** START Listed records **
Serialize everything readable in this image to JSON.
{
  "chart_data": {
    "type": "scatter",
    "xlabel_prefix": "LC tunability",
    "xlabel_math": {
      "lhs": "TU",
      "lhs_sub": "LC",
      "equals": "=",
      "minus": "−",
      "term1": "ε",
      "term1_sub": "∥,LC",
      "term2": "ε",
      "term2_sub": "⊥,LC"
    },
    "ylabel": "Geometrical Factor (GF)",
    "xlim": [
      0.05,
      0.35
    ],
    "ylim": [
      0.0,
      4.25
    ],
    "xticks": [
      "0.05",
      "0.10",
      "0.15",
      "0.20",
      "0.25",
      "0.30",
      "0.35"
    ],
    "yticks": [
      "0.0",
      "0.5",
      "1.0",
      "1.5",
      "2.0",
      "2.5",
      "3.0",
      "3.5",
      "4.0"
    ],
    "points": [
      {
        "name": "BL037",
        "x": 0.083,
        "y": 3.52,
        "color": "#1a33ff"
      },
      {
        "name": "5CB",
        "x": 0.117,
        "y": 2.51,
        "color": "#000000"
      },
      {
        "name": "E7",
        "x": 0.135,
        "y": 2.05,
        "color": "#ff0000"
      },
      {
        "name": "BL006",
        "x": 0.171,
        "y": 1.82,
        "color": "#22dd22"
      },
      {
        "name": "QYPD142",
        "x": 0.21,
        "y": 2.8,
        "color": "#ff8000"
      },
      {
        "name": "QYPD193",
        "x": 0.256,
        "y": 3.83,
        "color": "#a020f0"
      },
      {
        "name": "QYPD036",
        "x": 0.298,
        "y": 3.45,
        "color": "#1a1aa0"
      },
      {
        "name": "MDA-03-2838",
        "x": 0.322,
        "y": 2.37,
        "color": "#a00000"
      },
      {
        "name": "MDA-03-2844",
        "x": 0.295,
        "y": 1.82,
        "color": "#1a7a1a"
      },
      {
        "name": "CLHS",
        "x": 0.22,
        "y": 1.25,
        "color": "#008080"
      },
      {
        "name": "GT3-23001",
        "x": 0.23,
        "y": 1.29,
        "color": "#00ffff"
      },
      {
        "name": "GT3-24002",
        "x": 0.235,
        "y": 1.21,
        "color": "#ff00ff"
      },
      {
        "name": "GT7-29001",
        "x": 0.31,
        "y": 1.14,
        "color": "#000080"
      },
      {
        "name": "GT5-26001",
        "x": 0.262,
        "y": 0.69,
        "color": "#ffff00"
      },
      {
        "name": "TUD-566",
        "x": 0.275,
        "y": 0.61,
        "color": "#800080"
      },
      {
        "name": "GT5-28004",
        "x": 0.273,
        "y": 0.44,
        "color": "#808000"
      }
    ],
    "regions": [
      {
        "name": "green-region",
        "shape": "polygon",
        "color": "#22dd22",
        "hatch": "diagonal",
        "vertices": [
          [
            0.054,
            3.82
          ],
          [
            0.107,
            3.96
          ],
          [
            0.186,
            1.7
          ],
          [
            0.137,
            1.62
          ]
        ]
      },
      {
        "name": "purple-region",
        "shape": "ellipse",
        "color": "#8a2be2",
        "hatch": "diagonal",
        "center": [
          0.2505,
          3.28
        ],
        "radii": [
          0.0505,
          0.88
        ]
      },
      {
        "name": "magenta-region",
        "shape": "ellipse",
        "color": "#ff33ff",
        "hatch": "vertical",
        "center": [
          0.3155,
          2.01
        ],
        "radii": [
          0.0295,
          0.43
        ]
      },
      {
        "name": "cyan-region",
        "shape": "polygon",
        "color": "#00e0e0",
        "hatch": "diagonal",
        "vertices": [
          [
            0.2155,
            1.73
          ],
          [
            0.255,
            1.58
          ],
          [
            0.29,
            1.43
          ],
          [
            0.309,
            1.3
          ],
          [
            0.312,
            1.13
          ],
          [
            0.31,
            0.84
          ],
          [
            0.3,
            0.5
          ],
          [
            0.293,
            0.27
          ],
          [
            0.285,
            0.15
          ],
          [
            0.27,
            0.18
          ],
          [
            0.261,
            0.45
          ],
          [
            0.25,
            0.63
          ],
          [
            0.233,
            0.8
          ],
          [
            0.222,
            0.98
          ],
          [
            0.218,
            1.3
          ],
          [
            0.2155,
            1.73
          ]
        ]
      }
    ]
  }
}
** END Listed records **
# Task details
Send back each record exactly as it stands.

# Task answer
Serialize everything readable in this image to JSON.
{
  "chart_data": {
    "type": "scatter",
    "xlabel_prefix": "LC tunability",
    "xlabel_math": {
      "lhs": "TU",
      "lhs_sub": "LC",
      "equals": "=",
      "minus": "−",
      "term1": "ε",
      "term1_sub": "∥,LC",
      "term2": "ε",
      "term2_sub": "⊥,LC"
    },
    "ylabel": "Geometrical Factor (GF)",
    "xlim": [
      0.05,
      0.35
    ],
    "ylim": [
      0.0,
      4.25
    ],
    "xticks": [
      "0.05",
      "0.10",
      "0.15",
      "0.20",
      "0.25",
      "0.30",
      "0.35"
    ],
    "yticks": [
      "0.0",
      "0.5",
      "1.0",
      "1.5",
      "2.0",
      "2.5",
      "3.0",
      "3.5",
      "4.0"
    ],
    "points": [
      {
        "name": "BL037",
        "x": 0.083,
        "y": 3.52,
        "color": "#1a33ff"
      },
      {
        "name": "5CB",
        "x": 0.117,
        "y": 2.51,
        "color": "#000000"
      },
      {
        "name": "E7",
        "x": 0.135,
        "y": 2.05,
        "color": "#ff0000"
      },
      {
        "name": "BL006",
        "x": 0.171,
        "y": 1.82,
        "color": "#22dd22"
      },
      {
        "name": "QYPD142",
        "x": 0.21,
        "y": 2.8,
        "color": "#ff8000"
      },
      {
        "name": "QYPD193",
        "x": 0.256,
        "y": 3.83,
        "color": "#a020f0"
      },
      {
        "name": "QYPD036",
        "x": 0.298,
        "y": 3.45,
        "color": "#1a1aa0"
      },
      {
        "name": "MDA-03-2838",
        "x": 0.322,
        "y": 2.37,
        "color": "#a00000"
      },
      {
        "name": "MDA-03-2844",
        "x": 0.295,
        "y": 1.82,
        "color": "#1a7a1a"
      },
      {
        "name": "CLHS",
        "x": 0.22,
        "y": 1.25,
        "color": "#008080"
      },
      {
        "name": "GT3-23001",
        "x": 0.23,
        "y": 1.29,
        "color": "#00ffff"
      },
      {
        "name": "GT3-24002",
        "x": 0.235,
        "y": 1.21,
        "color": "#ff00ff"
      },
      {
        "name": "GT7-29001",
        "x": 0.31,
        "y": 1.14,
        "color": "#000080"
      },
      {
        "name": "GT5-26001",
        "x": 0.262,
        "y": 0.69,
        "color": "#ffff00"
      },
      {
        "name": "TUD-566",
        "x": 0.275,
        "y": 0.61,
        "color": "#800080"
      },
      {
        "name": "GT5-28004",
        "x": 0.273,
        "y": 0.44,
        "color": "#808000"
      }
    ],
    "regions": [
      {
        "name": "green-region",
        "shape": "polygon",
        "color": "#22dd22",
        "hatch": "diagonal",
        "vertices": [
          [
            0.054,
            3.82
          ],
          [
            0.107,
            3.96
          ],
          [
            0.186,
            1.7
          ],
          [
            0.137,
            1.62
          ]
        ]
      },
      {
        "name": "purple-region",
        "shape": "ellipse",
        "color": "#8a2be2",
        "hatch": "diagonal",
        "center": [
          0.2505,
          3.28
        ],
        "radii": [
          0.0505,
          0.88
        ]
      },
      {
        "name": "magenta-region",
        "shape": "ellipse",
        "color": "#ff33ff",
        "hatch": "vertical",
        "center": [
          0.3155,
          2.01
        ],
        "radii": [
          0.0295,
          0.43
        ]
      },
      {
        "name": "cyan-region",
        "shape": "polygon",
        "color": "#00e0e0",
        "hatch": "diagonal",
        "vertices": [
          [
            0.2155,
            1.73
          ],
          [
            0.255,
            1.58
          ],
          [
            0.29,
            1.43
          ],
          [
            0.309,
            1.3
          ],
          [
            0.312,
            1.13
          ],
          [
            0.31,
            0.84
          ],
          [
            0.3,
            0.5
          ],
          [
            0.293,
            0.27
          ],
          [
            0.285,
            0.15
          ],
          [
            0.27,
            0.18
          ],
          [
            0.261,
            0.45
          ],
          [
            0.25,
            0.63
          ],
          [
            0.233,
            0.8
          ],
          [
            0.222,
            0.98
          ],
          [
            0.218,
            1.3
          ],
          [
            0.2155,
            1.73
          ]
        ]
      }
    ]
  }
}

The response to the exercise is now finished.